== Segment start ==
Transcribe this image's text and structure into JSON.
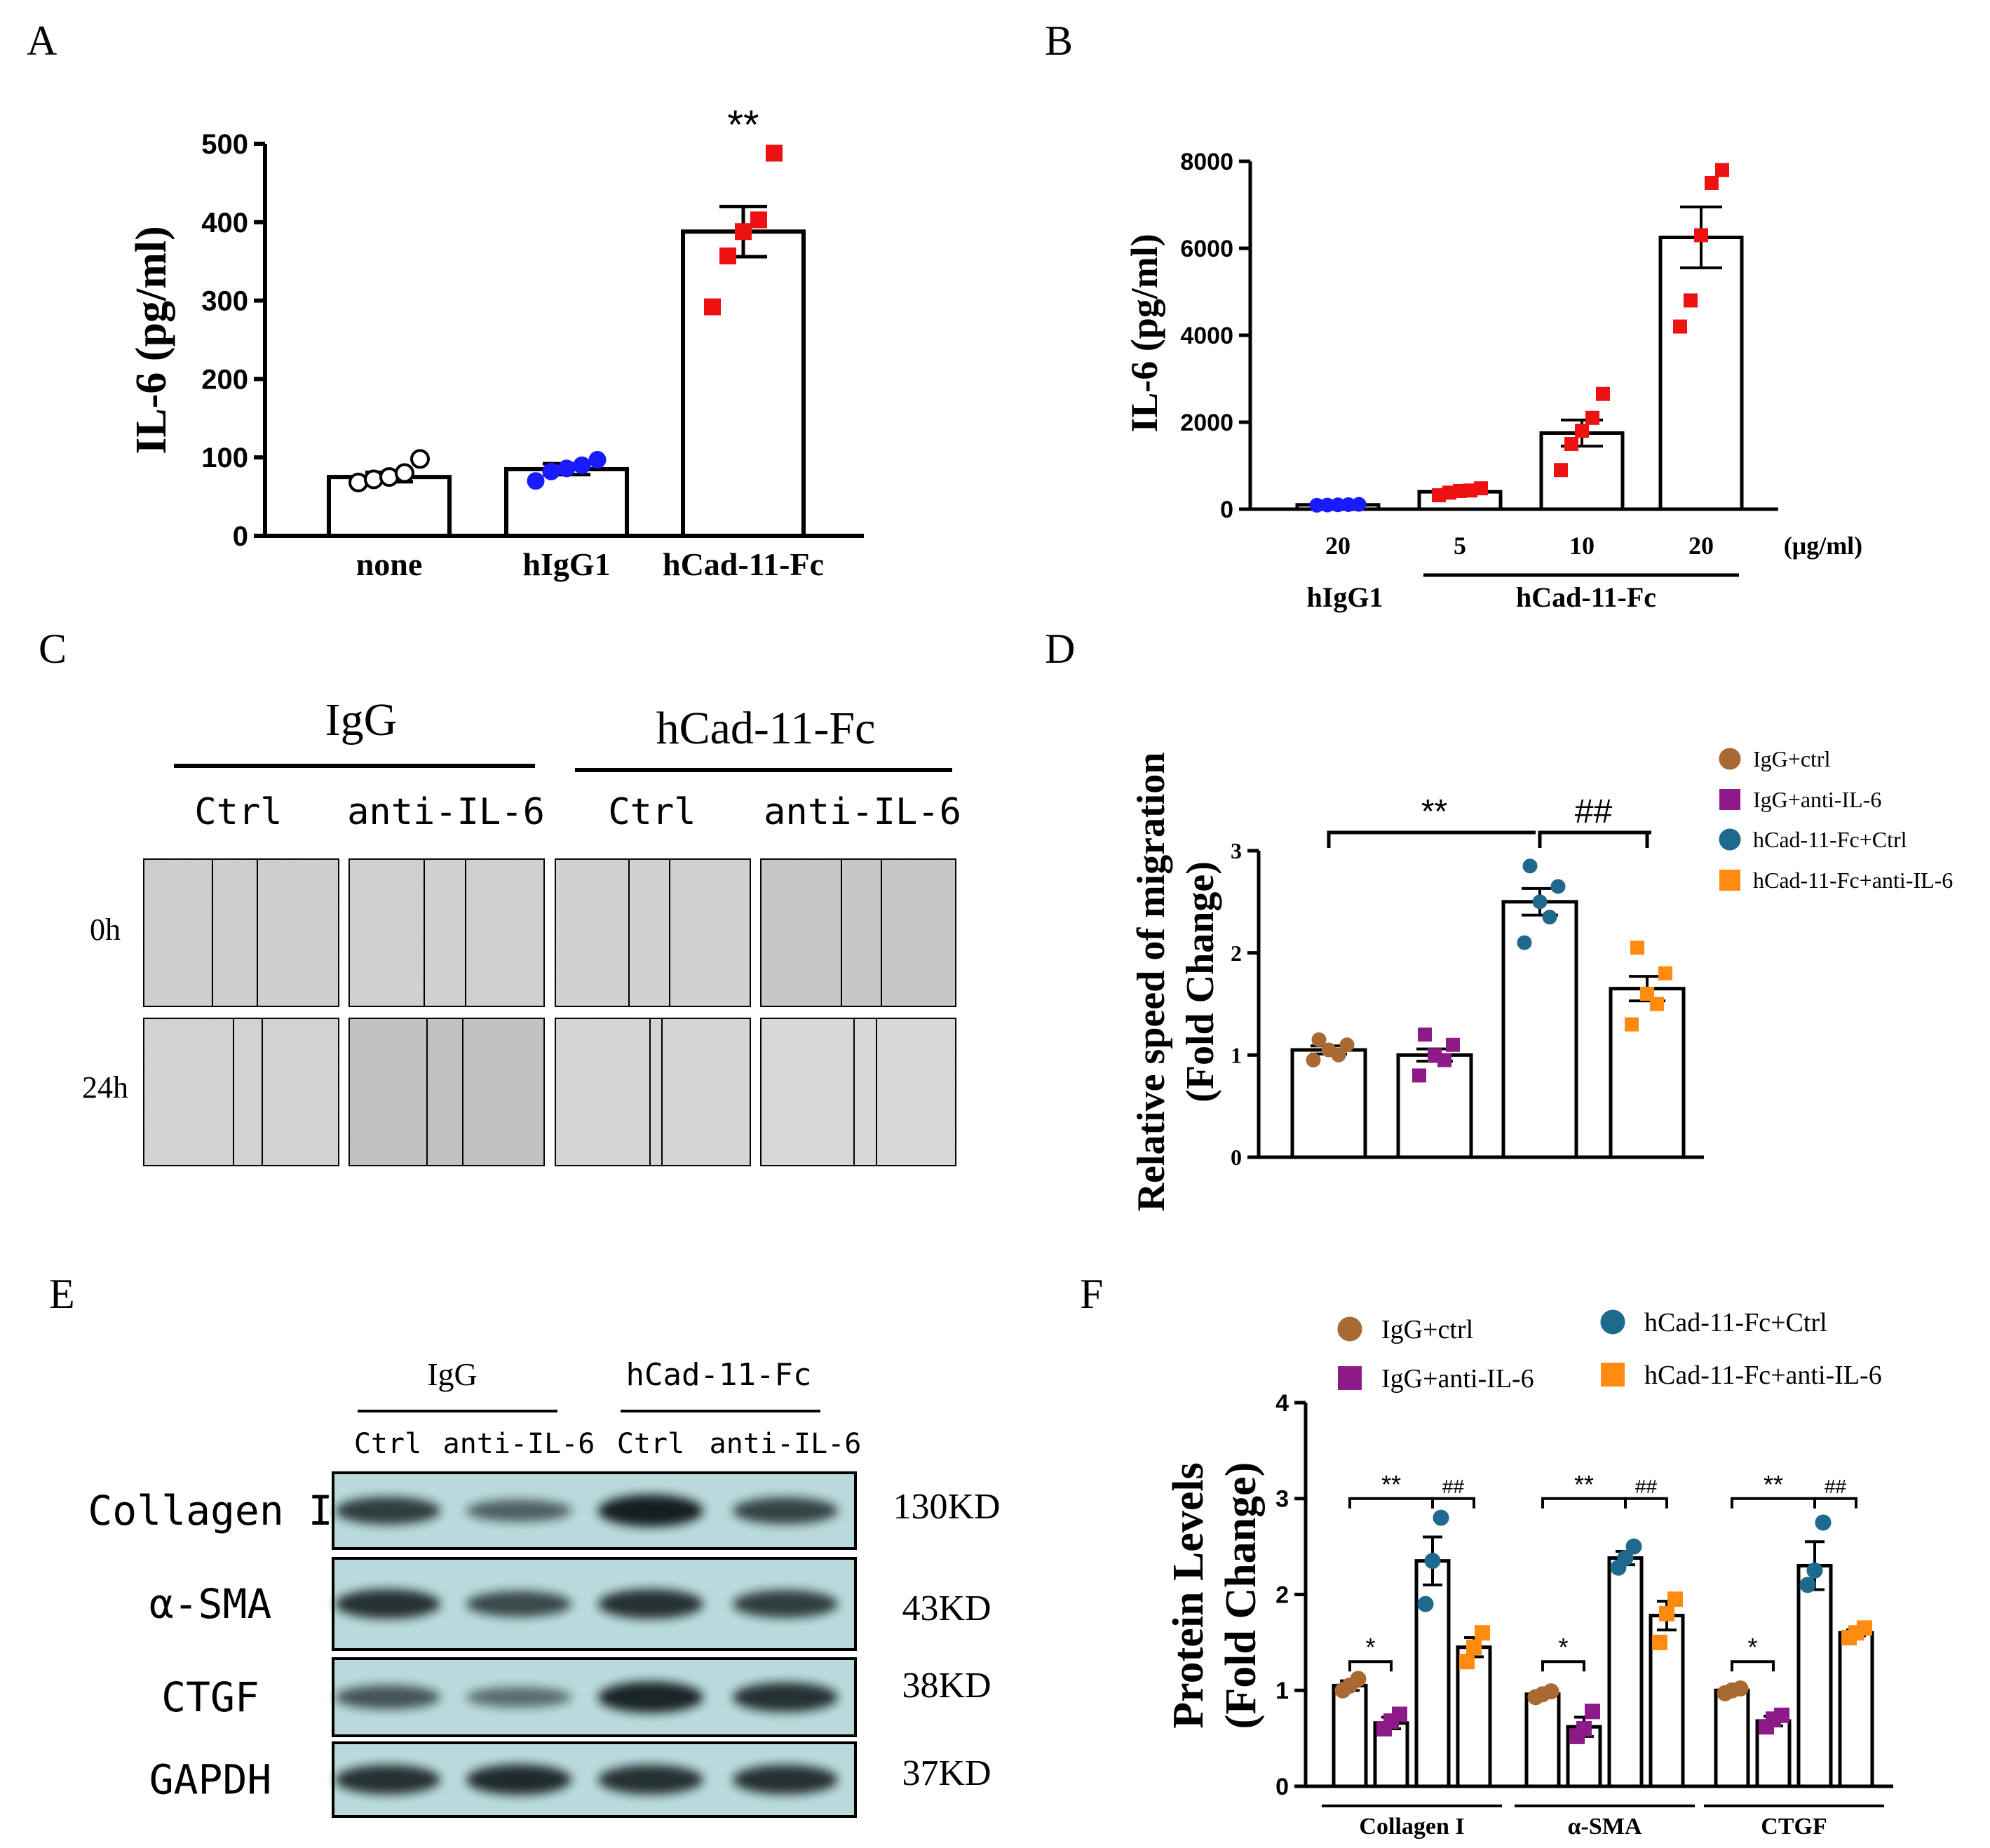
{
  "panels": {
    "A": "A",
    "B": "B",
    "C": "C",
    "D": "D",
    "E": "E",
    "F": "F"
  },
  "chart_data": [
    {
      "id": "A",
      "type": "bar",
      "ylabel": "IL-6 (pg/ml)",
      "ylim": [
        0,
        500
      ],
      "yticks": [
        "0",
        "100",
        "200",
        "300",
        "400",
        "500"
      ],
      "categories": [
        "none",
        "hIgG1",
        "hCad-11-Fc"
      ],
      "values": [
        75,
        85,
        388
      ],
      "errors": [
        6,
        7,
        32
      ],
      "points": [
        [
          68,
          72,
          75,
          80,
          98
        ],
        [
          70,
          82,
          86,
          90,
          97
        ],
        [
          292,
          357,
          388,
          403,
          488
        ]
      ],
      "point_colors": [
        "#ffffff",
        "#1a1aff",
        "#ee1111"
      ],
      "point_shapes": [
        "circle",
        "circle",
        "square"
      ],
      "annotations": [
        {
          "category": "hCad-11-Fc",
          "text": "**"
        }
      ]
    },
    {
      "id": "B",
      "type": "bar",
      "ylabel": "IL-6 (pg/ml)",
      "ylim": [
        0,
        8000
      ],
      "yticks": [
        "0",
        "2000",
        "4000",
        "6000",
        "8000"
      ],
      "categories": [
        "20",
        "5",
        "10",
        "20"
      ],
      "unit": "(μg/ml)",
      "groups": [
        {
          "label": "hIgG1",
          "categories": [
            0
          ]
        },
        {
          "label": "hCad-11-Fc",
          "categories": [
            1,
            3
          ]
        }
      ],
      "values": [
        100,
        400,
        1750,
        6250
      ],
      "errors": [
        20,
        40,
        300,
        700
      ],
      "points": [
        [
          90,
          95,
          100,
          105,
          110
        ],
        [
          320,
          380,
          420,
          430,
          480
        ],
        [
          900,
          1500,
          1800,
          2100,
          2650
        ],
        [
          4200,
          4800,
          6300,
          7500,
          7800
        ]
      ],
      "point_colors": [
        "#1a1aff",
        "#ee1111",
        "#ee1111",
        "#ee1111"
      ],
      "point_shapes": [
        "circle",
        "square",
        "square",
        "square"
      ]
    },
    {
      "id": "D",
      "type": "bar",
      "ylabel_line1": "Relative speed of migration",
      "ylabel_line2": "(Fold Change)",
      "ylim": [
        0,
        3
      ],
      "yticks": [
        "0",
        "1",
        "2",
        "3"
      ],
      "series": [
        {
          "name": "IgG+ctrl",
          "value": 1.05,
          "error": 0.04,
          "points": [
            0.95,
            1.0,
            1.05,
            1.1,
            1.15
          ],
          "color": "#a86a32",
          "shape": "circle"
        },
        {
          "name": "IgG+anti-IL-6",
          "value": 1.0,
          "error": 0.06,
          "points": [
            0.8,
            0.95,
            1.0,
            1.1,
            1.2
          ],
          "color": "#8e1a8a",
          "shape": "square"
        },
        {
          "name": "hCad-11-Fc+Ctrl",
          "value": 2.5,
          "error": 0.13,
          "points": [
            2.1,
            2.35,
            2.5,
            2.65,
            2.85
          ],
          "color": "#1f6a8c",
          "shape": "circle"
        },
        {
          "name": "hCad-11-Fc+anti-IL-6",
          "value": 1.65,
          "error": 0.12,
          "points": [
            1.3,
            1.5,
            1.6,
            1.8,
            2.05
          ],
          "color": "#ff8a10",
          "shape": "square"
        }
      ],
      "annotations": [
        {
          "from": 0,
          "to": 2,
          "text": "**"
        },
        {
          "from": 2,
          "to": 3,
          "text": "##"
        }
      ]
    },
    {
      "id": "F",
      "type": "bar",
      "ylabel_line1": "Protein Levels",
      "ylabel_line2": "(Fold Change)",
      "ylim": [
        0,
        4
      ],
      "yticks": [
        "0",
        "1",
        "2",
        "3",
        "4"
      ],
      "categories": [
        "Collagen I",
        "α-SMA",
        "CTGF"
      ],
      "series": [
        {
          "name": "IgG+ctrl",
          "color": "#a86a32",
          "shape": "circle",
          "values": [
            1.05,
            0.96,
            1.0
          ],
          "errors": [
            0.05,
            0.02,
            0.02
          ],
          "points": [
            [
              1.0,
              1.05,
              1.12
            ],
            [
              0.93,
              0.96,
              0.99
            ],
            [
              0.97,
              1.0,
              1.02
            ]
          ]
        },
        {
          "name": "IgG+anti-IL-6",
          "color": "#8e1a8a",
          "shape": "square",
          "values": [
            0.66,
            0.62,
            0.68
          ],
          "errors": [
            0.06,
            0.1,
            0.05
          ],
          "points": [
            [
              0.6,
              0.68,
              0.75
            ],
            [
              0.52,
              0.6,
              0.78
            ],
            [
              0.62,
              0.7,
              0.74
            ]
          ]
        },
        {
          "name": "hCad-11-Fc+Ctrl",
          "color": "#1f6a8c",
          "shape": "circle",
          "values": [
            2.35,
            2.38,
            2.3
          ],
          "errors": [
            0.25,
            0.07,
            0.25
          ],
          "points": [
            [
              1.9,
              2.35,
              2.8
            ],
            [
              2.28,
              2.38,
              2.5
            ],
            [
              2.1,
              2.25,
              2.75
            ]
          ]
        },
        {
          "name": "hCad-11-Fc+anti-IL-6",
          "color": "#ff8a10",
          "shape": "square",
          "values": [
            1.45,
            1.78,
            1.6
          ],
          "errors": [
            0.1,
            0.15,
            0.03
          ],
          "points": [
            [
              1.3,
              1.45,
              1.6
            ],
            [
              1.5,
              1.8,
              1.95
            ],
            [
              1.55,
              1.6,
              1.65
            ]
          ]
        }
      ],
      "annotations": [
        {
          "category": 0,
          "from": 0,
          "to": 1,
          "text": "*"
        },
        {
          "category": 0,
          "from": 0,
          "to": 2,
          "text": "**"
        },
        {
          "category": 0,
          "from": 2,
          "to": 3,
          "text": "##"
        },
        {
          "category": 1,
          "from": 0,
          "to": 1,
          "text": "*"
        },
        {
          "category": 1,
          "from": 0,
          "to": 2,
          "text": "**"
        },
        {
          "category": 1,
          "from": 2,
          "to": 3,
          "text": "##"
        },
        {
          "category": 2,
          "from": 0,
          "to": 1,
          "text": "*"
        },
        {
          "category": 2,
          "from": 0,
          "to": 2,
          "text": "**"
        },
        {
          "category": 2,
          "from": 2,
          "to": 3,
          "text": "##"
        }
      ]
    }
  ],
  "scratch": {
    "group1": "IgG",
    "group2": "hCad-11-Fc",
    "cols": [
      "Ctrl",
      "anti-IL-6",
      "Ctrl",
      "anti-IL-6"
    ],
    "rows": [
      "0h",
      "24h"
    ]
  },
  "blot": {
    "group1": "IgG",
    "group2": "hCad-11-Fc",
    "cols": [
      "Ctrl",
      "anti-IL-6",
      "Ctrl",
      "anti-IL-6"
    ],
    "rows": [
      {
        "name": "Collagen I",
        "size": "130KD"
      },
      {
        "name": "α-SMA",
        "size": "43KD"
      },
      {
        "name": "CTGF",
        "size": "38KD"
      },
      {
        "name": "GAPDH",
        "size": "37KD"
      }
    ],
    "band_intensity": [
      [
        0.75,
        0.45,
        1.0,
        0.7
      ],
      [
        0.85,
        0.65,
        0.85,
        0.75
      ],
      [
        0.55,
        0.35,
        0.95,
        0.85
      ],
      [
        0.85,
        0.9,
        0.85,
        0.85
      ]
    ]
  }
}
== Segment end ==
## Task statement
Give the entries again, exactly and in full, with no image included.

## Answer box
Transcribe this image's text and structure into JSON.
{
  "panels": {
    "A": "A",
    "B": "B",
    "C": "C",
    "D": "D",
    "E": "E",
    "F": "F"
  },
  "chart_data": [
    {
      "id": "A",
      "type": "bar",
      "ylabel": "IL-6 (pg/ml)",
      "ylim": [
        0,
        500
      ],
      "yticks": [
        "0",
        "100",
        "200",
        "300",
        "400",
        "500"
      ],
      "categories": [
        "none",
        "hIgG1",
        "hCad-11-Fc"
      ],
      "values": [
        75,
        85,
        388
      ],
      "errors": [
        6,
        7,
        32
      ],
      "points": [
        [
          68,
          72,
          75,
          80,
          98
        ],
        [
          70,
          82,
          86,
          90,
          97
        ],
        [
          292,
          357,
          388,
          403,
          488
        ]
      ],
      "point_colors": [
        "#ffffff",
        "#1a1aff",
        "#ee1111"
      ],
      "point_shapes": [
        "circle",
        "circle",
        "square"
      ],
      "annotations": [
        {
          "category": "hCad-11-Fc",
          "text": "**"
        }
      ]
    },
    {
      "id": "B",
      "type": "bar",
      "ylabel": "IL-6 (pg/ml)",
      "ylim": [
        0,
        8000
      ],
      "yticks": [
        "0",
        "2000",
        "4000",
        "6000",
        "8000"
      ],
      "categories": [
        "20",
        "5",
        "10",
        "20"
      ],
      "unit": "(μg/ml)",
      "groups": [
        {
          "label": "hIgG1",
          "categories": [
            0
          ]
        },
        {
          "label": "hCad-11-Fc",
          "categories": [
            1,
            3
          ]
        }
      ],
      "values": [
        100,
        400,
        1750,
        6250
      ],
      "errors": [
        20,
        40,
        300,
        700
      ],
      "points": [
        [
          90,
          95,
          100,
          105,
          110
        ],
        [
          320,
          380,
          420,
          430,
          480
        ],
        [
          900,
          1500,
          1800,
          2100,
          2650
        ],
        [
          4200,
          4800,
          6300,
          7500,
          7800
        ]
      ],
      "point_colors": [
        "#1a1aff",
        "#ee1111",
        "#ee1111",
        "#ee1111"
      ],
      "point_shapes": [
        "circle",
        "square",
        "square",
        "square"
      ]
    },
    {
      "id": "D",
      "type": "bar",
      "ylabel_line1": "Relative speed of migration",
      "ylabel_line2": "(Fold Change)",
      "ylim": [
        0,
        3
      ],
      "yticks": [
        "0",
        "1",
        "2",
        "3"
      ],
      "series": [
        {
          "name": "IgG+ctrl",
          "value": 1.05,
          "error": 0.04,
          "points": [
            0.95,
            1.0,
            1.05,
            1.1,
            1.15
          ],
          "color": "#a86a32",
          "shape": "circle"
        },
        {
          "name": "IgG+anti-IL-6",
          "value": 1.0,
          "error": 0.06,
          "points": [
            0.8,
            0.95,
            1.0,
            1.1,
            1.2
          ],
          "color": "#8e1a8a",
          "shape": "square"
        },
        {
          "name": "hCad-11-Fc+Ctrl",
          "value": 2.5,
          "error": 0.13,
          "points": [
            2.1,
            2.35,
            2.5,
            2.65,
            2.85
          ],
          "color": "#1f6a8c",
          "shape": "circle"
        },
        {
          "name": "hCad-11-Fc+anti-IL-6",
          "value": 1.65,
          "error": 0.12,
          "points": [
            1.3,
            1.5,
            1.6,
            1.8,
            2.05
          ],
          "color": "#ff8a10",
          "shape": "square"
        }
      ],
      "annotations": [
        {
          "from": 0,
          "to": 2,
          "text": "**"
        },
        {
          "from": 2,
          "to": 3,
          "text": "##"
        }
      ]
    },
    {
      "id": "F",
      "type": "bar",
      "ylabel_line1": "Protein Levels",
      "ylabel_line2": "(Fold Change)",
      "ylim": [
        0,
        4
      ],
      "yticks": [
        "0",
        "1",
        "2",
        "3",
        "4"
      ],
      "categories": [
        "Collagen I",
        "α-SMA",
        "CTGF"
      ],
      "series": [
        {
          "name": "IgG+ctrl",
          "color": "#a86a32",
          "shape": "circle",
          "values": [
            1.05,
            0.96,
            1.0
          ],
          "errors": [
            0.05,
            0.02,
            0.02
          ],
          "points": [
            [
              1.0,
              1.05,
              1.12
            ],
            [
              0.93,
              0.96,
              0.99
            ],
            [
              0.97,
              1.0,
              1.02
            ]
          ]
        },
        {
          "name": "IgG+anti-IL-6",
          "color": "#8e1a8a",
          "shape": "square",
          "values": [
            0.66,
            0.62,
            0.68
          ],
          "errors": [
            0.06,
            0.1,
            0.05
          ],
          "points": [
            [
              0.6,
              0.68,
              0.75
            ],
            [
              0.52,
              0.6,
              0.78
            ],
            [
              0.62,
              0.7,
              0.74
            ]
          ]
        },
        {
          "name": "hCad-11-Fc+Ctrl",
          "color": "#1f6a8c",
          "shape": "circle",
          "values": [
            2.35,
            2.38,
            2.3
          ],
          "errors": [
            0.25,
            0.07,
            0.25
          ],
          "points": [
            [
              1.9,
              2.35,
              2.8
            ],
            [
              2.28,
              2.38,
              2.5
            ],
            [
              2.1,
              2.25,
              2.75
            ]
          ]
        },
        {
          "name": "hCad-11-Fc+anti-IL-6",
          "color": "#ff8a10",
          "shape": "square",
          "values": [
            1.45,
            1.78,
            1.6
          ],
          "errors": [
            0.1,
            0.15,
            0.03
          ],
          "points": [
            [
              1.3,
              1.45,
              1.6
            ],
            [
              1.5,
              1.8,
              1.95
            ],
            [
              1.55,
              1.6,
              1.65
            ]
          ]
        }
      ],
      "annotations": [
        {
          "category": 0,
          "from": 0,
          "to": 1,
          "text": "*"
        },
        {
          "category": 0,
          "from": 0,
          "to": 2,
          "text": "**"
        },
        {
          "category": 0,
          "from": 2,
          "to": 3,
          "text": "##"
        },
        {
          "category": 1,
          "from": 0,
          "to": 1,
          "text": "*"
        },
        {
          "category": 1,
          "from": 0,
          "to": 2,
          "text": "**"
        },
        {
          "category": 1,
          "from": 2,
          "to": 3,
          "text": "##"
        },
        {
          "category": 2,
          "from": 0,
          "to": 1,
          "text": "*"
        },
        {
          "category": 2,
          "from": 0,
          "to": 2,
          "text": "**"
        },
        {
          "category": 2,
          "from": 2,
          "to": 3,
          "text": "##"
        }
      ]
    }
  ],
  "scratch": {
    "group1": "IgG",
    "group2": "hCad-11-Fc",
    "cols": [
      "Ctrl",
      "anti-IL-6",
      "Ctrl",
      "anti-IL-6"
    ],
    "rows": [
      "0h",
      "24h"
    ]
  },
  "blot": {
    "group1": "IgG",
    "group2": "hCad-11-Fc",
    "cols": [
      "Ctrl",
      "anti-IL-6",
      "Ctrl",
      "anti-IL-6"
    ],
    "rows": [
      {
        "name": "Collagen I",
        "size": "130KD"
      },
      {
        "name": "α-SMA",
        "size": "43KD"
      },
      {
        "name": "CTGF",
        "size": "38KD"
      },
      {
        "name": "GAPDH",
        "size": "37KD"
      }
    ],
    "band_intensity": [
      [
        0.75,
        0.45,
        1.0,
        0.7
      ],
      [
        0.85,
        0.65,
        0.85,
        0.75
      ],
      [
        0.55,
        0.35,
        0.95,
        0.85
      ],
      [
        0.85,
        0.9,
        0.85,
        0.85
      ]
    ]
  }
}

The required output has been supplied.